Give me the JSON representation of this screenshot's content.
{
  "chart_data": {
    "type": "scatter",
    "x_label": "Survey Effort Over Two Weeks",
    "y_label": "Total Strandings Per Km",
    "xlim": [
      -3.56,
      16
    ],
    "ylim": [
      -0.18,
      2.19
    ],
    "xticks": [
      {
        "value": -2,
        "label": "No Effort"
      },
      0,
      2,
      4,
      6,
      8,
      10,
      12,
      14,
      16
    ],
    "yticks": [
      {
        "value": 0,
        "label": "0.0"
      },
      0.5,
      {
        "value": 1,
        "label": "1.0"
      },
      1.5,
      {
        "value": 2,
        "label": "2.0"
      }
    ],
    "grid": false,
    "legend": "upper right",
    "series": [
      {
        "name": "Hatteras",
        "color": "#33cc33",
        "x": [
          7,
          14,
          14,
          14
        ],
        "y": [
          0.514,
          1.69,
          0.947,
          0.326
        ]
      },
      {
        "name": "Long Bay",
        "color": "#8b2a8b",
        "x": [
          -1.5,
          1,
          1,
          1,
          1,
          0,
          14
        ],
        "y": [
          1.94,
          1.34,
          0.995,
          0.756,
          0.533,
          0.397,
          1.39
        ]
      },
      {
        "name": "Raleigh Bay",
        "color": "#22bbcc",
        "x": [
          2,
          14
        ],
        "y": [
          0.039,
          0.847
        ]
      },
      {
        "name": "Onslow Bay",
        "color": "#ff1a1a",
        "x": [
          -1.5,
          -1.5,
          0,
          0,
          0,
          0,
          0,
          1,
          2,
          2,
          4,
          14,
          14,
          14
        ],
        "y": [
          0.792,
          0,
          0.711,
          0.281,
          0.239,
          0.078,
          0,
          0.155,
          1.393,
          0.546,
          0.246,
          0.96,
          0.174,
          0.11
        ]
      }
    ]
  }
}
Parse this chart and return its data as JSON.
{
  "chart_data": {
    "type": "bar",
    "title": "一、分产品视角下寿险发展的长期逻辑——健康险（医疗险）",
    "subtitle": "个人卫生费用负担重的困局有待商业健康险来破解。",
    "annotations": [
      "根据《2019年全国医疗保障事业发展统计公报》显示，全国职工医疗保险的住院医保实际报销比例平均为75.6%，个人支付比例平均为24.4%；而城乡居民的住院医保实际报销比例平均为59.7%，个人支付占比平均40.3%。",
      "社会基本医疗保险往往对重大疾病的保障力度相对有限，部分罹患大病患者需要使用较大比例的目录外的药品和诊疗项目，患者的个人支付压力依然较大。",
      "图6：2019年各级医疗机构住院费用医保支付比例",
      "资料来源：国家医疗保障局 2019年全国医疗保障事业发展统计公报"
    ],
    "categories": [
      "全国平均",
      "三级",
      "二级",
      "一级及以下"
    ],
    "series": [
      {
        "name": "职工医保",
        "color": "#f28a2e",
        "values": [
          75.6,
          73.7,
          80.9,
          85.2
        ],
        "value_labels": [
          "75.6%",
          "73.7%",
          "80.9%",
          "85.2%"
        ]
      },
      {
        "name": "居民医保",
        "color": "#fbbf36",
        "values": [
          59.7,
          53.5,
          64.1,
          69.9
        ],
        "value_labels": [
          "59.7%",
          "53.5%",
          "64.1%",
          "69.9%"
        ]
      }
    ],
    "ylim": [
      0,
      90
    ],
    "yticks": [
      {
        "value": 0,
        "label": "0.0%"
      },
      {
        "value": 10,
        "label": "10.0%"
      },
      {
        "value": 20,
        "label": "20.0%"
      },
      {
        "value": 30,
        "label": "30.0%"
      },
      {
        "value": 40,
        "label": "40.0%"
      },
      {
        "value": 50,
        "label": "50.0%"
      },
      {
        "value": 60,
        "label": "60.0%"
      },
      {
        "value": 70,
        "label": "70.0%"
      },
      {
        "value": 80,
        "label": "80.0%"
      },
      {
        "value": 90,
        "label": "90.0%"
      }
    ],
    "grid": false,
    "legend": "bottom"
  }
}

→ **Instructions to follow**
Transcribe each record exactly. Leave nothing out.

→ **Reply to the exercise**
Give me the JSON representation of this screenshot's content.
{
  "chart_data": {
    "type": "scatter",
    "x_label": "Survey Effort Over Two Weeks",
    "y_label": "Total Strandings Per Km",
    "xlim": [
      -3.56,
      16
    ],
    "ylim": [
      -0.18,
      2.19
    ],
    "xticks": [
      {
        "value": -2,
        "label": "No Effort"
      },
      0,
      2,
      4,
      6,
      8,
      10,
      12,
      14,
      16
    ],
    "yticks": [
      {
        "value": 0,
        "label": "0.0"
      },
      0.5,
      {
        "value": 1,
        "label": "1.0"
      },
      1.5,
      {
        "value": 2,
        "label": "2.0"
      }
    ],
    "grid": false,
    "legend": "upper right",
    "series": [
      {
        "name": "Hatteras",
        "color": "#33cc33",
        "x": [
          7,
          14,
          14,
          14
        ],
        "y": [
          0.514,
          1.69,
          0.947,
          0.326
        ]
      },
      {
        "name": "Long Bay",
        "color": "#8b2a8b",
        "x": [
          -1.5,
          1,
          1,
          1,
          1,
          0,
          14
        ],
        "y": [
          1.94,
          1.34,
          0.995,
          0.756,
          0.533,
          0.397,
          1.39
        ]
      },
      {
        "name": "Raleigh Bay",
        "color": "#22bbcc",
        "x": [
          2,
          14
        ],
        "y": [
          0.039,
          0.847
        ]
      },
      {
        "name": "Onslow Bay",
        "color": "#ff1a1a",
        "x": [
          -1.5,
          -1.5,
          0,
          0,
          0,
          0,
          0,
          1,
          2,
          2,
          4,
          14,
          14,
          14
        ],
        "y": [
          0.792,
          0,
          0.711,
          0.281,
          0.239,
          0.078,
          0,
          0.155,
          1.393,
          0.546,
          0.246,
          0.96,
          0.174,
          0.11
        ]
      }
    ]
  }
}
Parse this chart and return its data as JSON.
{
  "chart_data": {
    "type": "bar",
    "title": "一、分产品视角下寿险发展的长期逻辑——健康险（医疗险）",
    "subtitle": "个人卫生费用负担重的困局有待商业健康险来破解。",
    "annotations": [
      "根据《2019年全国医疗保障事业发展统计公报》显示，全国职工医疗保险的住院医保实际报销比例平均为75.6%，个人支付比例平均为24.4%；而城乡居民的住院医保实际报销比例平均为59.7%，个人支付占比平均40.3%。",
      "社会基本医疗保险往往对重大疾病的保障力度相对有限，部分罹患大病患者需要使用较大比例的目录外的药品和诊疗项目，患者的个人支付压力依然较大。",
      "图6：2019年各级医疗机构住院费用医保支付比例",
      "资料来源：国家医疗保障局 2019年全国医疗保障事业发展统计公报"
    ],
    "categories": [
      "全国平均",
      "三级",
      "二级",
      "一级及以下"
    ],
    "series": [
      {
        "name": "职工医保",
        "color": "#f28a2e",
        "values": [
          75.6,
          73.7,
          80.9,
          85.2
        ],
        "value_labels": [
          "75.6%",
          "73.7%",
          "80.9%",
          "85.2%"
        ]
      },
      {
        "name": "居民医保",
        "color": "#fbbf36",
        "values": [
          59.7,
          53.5,
          64.1,
          69.9
        ],
        "value_labels": [
          "59.7%",
          "53.5%",
          "64.1%",
          "69.9%"
        ]
      }
    ],
    "ylim": [
      0,
      90
    ],
    "yticks": [
      {
        "value": 0,
        "label": "0.0%"
      },
      {
        "value": 10,
        "label": "10.0%"
      },
      {
        "value": 20,
        "label": "20.0%"
      },
      {
        "value": 30,
        "label": "30.0%"
      },
      {
        "value": 40,
        "label": "40.0%"
      },
      {
        "value": 50,
        "label": "50.0%"
      },
      {
        "value": 60,
        "label": "60.0%"
      },
      {
        "value": 70,
        "label": "70.0%"
      },
      {
        "value": 80,
        "label": "80.0%"
      },
      {
        "value": 90,
        "label": "90.0%"
      }
    ],
    "grid": false,
    "legend": "bottom"
  }
}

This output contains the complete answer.